**GIVEN REQUEST:** Set down the material below in full, matching it exactly.

**DATA SUPPLIED:**

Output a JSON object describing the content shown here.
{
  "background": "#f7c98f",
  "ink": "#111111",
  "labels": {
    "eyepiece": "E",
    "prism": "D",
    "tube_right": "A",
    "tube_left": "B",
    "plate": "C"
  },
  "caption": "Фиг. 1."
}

**FULL SOLUTION:**
Output a JSON object describing the content shown here.
{
  "background": "#f7c98f",
  "ink": "#111111",
  "labels": {
    "eyepiece": "E",
    "prism": "D",
    "tube_right": "A",
    "tube_left": "B",
    "plate": "C"
  },
  "caption": "Фиг. 1."
}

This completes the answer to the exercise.